QUESTIONS TO ANSWER
a. Using the passage on the two families, explain why the interaction between the KMT2A-N and KMT2A-C fragments matters, in one to three sentences.
b. Answer these questions from the passage on the two families:
(i) At what age were skeletal abnormalities detected in the boy in family B?
(ii) In which intron of KMT2A does the nucleotide substitution lie?
(iii) cDNA from which cells confirmed the 81 bp in-frame deletion?
c. Carry on the passage on the two families, writing what follows its last sentence.

═════ GIVEN PASSAGE ═════

Analogously, the boy in family B (II:1) initially displayed subtle syndromic features, such as mild growth retardation, that appeared more pronounced over time. At the age of seven years, diverse skeletal abnormalities including spondyloepiphyseal dysplasia were detected (Table 4). At the same age, he was also found to have slowly progressive retinal dystrophy (Fig. 2b, Panels I-III) with decreased rod function but near-normal cone function on full-field flash electroretinography. Antibody deficiency in combination with skeletal and ophthalmological features led to the clinical suspicion of RS in the boy. However, his sister (II:2) had no radiographic sings of spondyloepiphyseal or hip dysplasia nor retinal dystrophy. Moreover, RS was originally presumed to be an X-linked recessive condition, although no causal gene had been identified16. When the family B girl (II:2) was about 9 years old, Gray et al. reported the first female patient with RS, having a skewed X-inactivation and a milder phenotype than her affected brother17. Subsequently, we hypothesized that patient II:2 might be a manifesting heterozygote of RS, which could be compatible with her milder extra-immunological phenotype at that time.
Cytogenetic and cytogenomic analyses were negative in both sibling pairs
In the family A twins, conventional G-banding karyotype, fluorescent in situ hybridization for region 22q11.2 and subtelomeric screening were normal. Furthermore, microarray-based comparative genomic hybridisation analysis in both sibling pairs did not demonstrate copy number variations.
Whole exome sequencing (WES) uncovers WSS in family A
Since no specific genetic syndrome was suspected in family A, WES was performed in patient II:2 and both parents. This revealed a heterozygous splice site variant in KMT2A (NM_001197104:c.10835 + 1 G > A), present in the twins (II:2, II:3) as well as in the mother (I:2) (Fig. 1a). The variant is not reported in public or in-house databases. The KMT2A nucleotide substitution is situated in the splice donor site of intron 28. In silico splicing prediction tools suggested complete loss of the splice donor site resulting in exon 28 skipping and an in-frame deletion of 81 bp, which was confirmed by analyses on cDNA derived from patients’ PBMCs (Fig. 1b). Mature KMT2A protein is physiologically cleaved in an N-terminal (KMT2A-N) and C-terminal (KMT2A-C) fragment, which together form a non-covalently associated complex (Fig. 1c)15, 18. Complex formation is necessary for stability and subnuclear localization of the protein18. The amino acids encoded by exon 28 are part of the interaction site between KMT2A-N and KMT2A-C (Fig. 1c)15. It has been shown that disrupting the interaction between the two fragments causes degradation of the KMT2A-N fragment and loss of protein function18. The KMT2A-N fragment was only very weakly detectable by western blot on PBMC lysates, however, and could therefore not be reliably interpreted (data not shown). Subsequent investigations in the mother demonstrated mild intellectual disability, undetectable serum IgM, and reduced switched memory B cells (Table 1). Taken together, the c.10835 + 1 G > A variant in KMT2A indicates a molecular diagnosis of WSS in the twin brothers and their mother.

═════ GIVEN ENTRIES ═════

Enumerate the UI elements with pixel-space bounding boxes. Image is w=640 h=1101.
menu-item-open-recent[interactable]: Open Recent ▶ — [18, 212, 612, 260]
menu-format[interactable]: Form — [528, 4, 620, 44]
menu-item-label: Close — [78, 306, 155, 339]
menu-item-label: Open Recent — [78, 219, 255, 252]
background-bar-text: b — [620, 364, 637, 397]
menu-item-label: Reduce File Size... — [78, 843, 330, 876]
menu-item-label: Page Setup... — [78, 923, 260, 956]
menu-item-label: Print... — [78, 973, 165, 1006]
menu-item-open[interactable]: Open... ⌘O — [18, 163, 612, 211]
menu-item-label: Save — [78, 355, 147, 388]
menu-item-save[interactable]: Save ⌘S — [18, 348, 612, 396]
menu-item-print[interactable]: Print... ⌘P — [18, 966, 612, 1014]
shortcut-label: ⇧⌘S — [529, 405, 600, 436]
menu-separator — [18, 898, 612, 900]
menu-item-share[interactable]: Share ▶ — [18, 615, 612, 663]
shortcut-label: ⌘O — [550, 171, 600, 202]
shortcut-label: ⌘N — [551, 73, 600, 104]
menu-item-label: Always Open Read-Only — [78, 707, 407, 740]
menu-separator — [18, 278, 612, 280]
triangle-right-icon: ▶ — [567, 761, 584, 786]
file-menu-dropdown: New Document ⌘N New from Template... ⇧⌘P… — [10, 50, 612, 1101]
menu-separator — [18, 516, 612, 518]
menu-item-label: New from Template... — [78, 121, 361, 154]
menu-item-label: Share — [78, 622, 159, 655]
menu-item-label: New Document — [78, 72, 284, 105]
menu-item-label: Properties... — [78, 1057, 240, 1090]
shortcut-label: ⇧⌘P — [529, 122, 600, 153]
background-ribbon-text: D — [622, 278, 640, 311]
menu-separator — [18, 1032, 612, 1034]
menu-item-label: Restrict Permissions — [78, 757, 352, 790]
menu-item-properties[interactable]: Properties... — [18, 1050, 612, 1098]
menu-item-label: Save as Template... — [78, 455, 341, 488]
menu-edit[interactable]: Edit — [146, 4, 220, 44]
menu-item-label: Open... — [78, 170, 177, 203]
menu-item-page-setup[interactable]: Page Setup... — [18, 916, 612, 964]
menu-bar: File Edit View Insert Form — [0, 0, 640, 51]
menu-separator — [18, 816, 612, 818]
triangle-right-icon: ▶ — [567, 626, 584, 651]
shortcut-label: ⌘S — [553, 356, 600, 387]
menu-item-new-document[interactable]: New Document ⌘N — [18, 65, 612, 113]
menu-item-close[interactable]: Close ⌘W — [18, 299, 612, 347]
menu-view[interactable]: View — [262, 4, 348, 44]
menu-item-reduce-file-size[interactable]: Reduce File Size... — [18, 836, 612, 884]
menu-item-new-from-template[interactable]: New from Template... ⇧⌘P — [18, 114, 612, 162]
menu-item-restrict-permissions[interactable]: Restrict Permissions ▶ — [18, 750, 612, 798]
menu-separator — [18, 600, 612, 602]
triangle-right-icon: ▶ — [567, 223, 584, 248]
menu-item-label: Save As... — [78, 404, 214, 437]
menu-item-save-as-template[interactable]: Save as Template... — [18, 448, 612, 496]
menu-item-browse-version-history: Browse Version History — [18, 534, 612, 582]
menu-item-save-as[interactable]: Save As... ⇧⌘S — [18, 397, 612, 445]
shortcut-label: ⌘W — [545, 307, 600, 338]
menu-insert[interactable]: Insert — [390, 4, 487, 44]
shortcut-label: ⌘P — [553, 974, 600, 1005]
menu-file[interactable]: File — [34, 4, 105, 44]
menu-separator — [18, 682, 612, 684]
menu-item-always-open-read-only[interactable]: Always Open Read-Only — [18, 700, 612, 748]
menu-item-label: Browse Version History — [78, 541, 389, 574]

═════

WRITTEN ANSWERS
a. The two fragments must form a complex for the KMT2A protein to remain stable and reach its correct subnuclear location. Disrupting their interaction has been shown to cause degradation of the KMT2A-N fragment and loss of protein function.

b.
(i) Seven years.
(ii) Intron 28, at its splice donor site.
(iii) The patients' PBMCs.

c.
Targeted sequencing confirms the diagnosis of RS in family B
In family B, WES was unable to identify a potentially disease-causing variant. In 2015, biallelic mutations in RNU4ATAC were identified in patients with RS8. Since RNU4ATAC is a noncoding snRNA gene, possible variants would have been missed with WES. Indeed, subsequent Sanger sequencing of RNU4ATAC revealed compound heterozygous variants in both siblings (c.13 C > T and c.116 A > T) that segregated in the parents (Fig. 2a). The c.13 C > T variant (rs559979281) had been previously reported in RS (Fig. 2c)8. The c.116 A > T variant has, to our knowledge, not yet been associated with human disease. The public database gnomAD (Genome Aggregation Database) contains two heterozygotes for the c.116 A > T variant (allele frequency of 0.00001531) but no homozygotes. Importantly, the c.116 A > T variant is located in a highly conserved position involved in splicing activity (Fig. 2c)8. Furthermore, position 116 is immediately adjacent to the Sm protein-binding site, which is a highly conserved structural element essential in splicing activity and previously implicated in RS (Fig. 2c)8. Together, the RNU4ATAC genotype confirms the diagnosis of RS in the family B siblings.
Immunological abnormalities in the WSS and RS patients
Because of the prominent immunodeficiency in both sibling pairs, we performed flow cytometric analysis of B and T lymphocyte subsets as previously described19. Interestingly, all patients from families A and B had decreased circulating follicular helper T (cTfh) cells (Fig. 3a,b). Tfh cells play an essential role in the formation of antibody-producing plasma cells and memory B cells20. Furthermore, the two RS patients showed markedly reduced expression levels of B cell activating factor-receptor (BAFF-R), a receptor important in peripheral B cell survival (Fig. 3b)21. The WSS patients had normal BAFF-R levels (Fig. 3a). Expression of transmembrane activator and calcium modulator and cyclophilin ligand interactor (TACI), a receptor related to BAFF-R, was normal in both the WSS and RS patients (Fig. 3a,b)21. For all patients, the alterations in naive and memory lymphocyte subsets (Supplementary Figs 1–4) corresponded with those seen in the routine laboratory assessment (Table 1). Other examined B and T cell populations fell within the range of the age-matched healthy controls (Supplementary Figs 1–4).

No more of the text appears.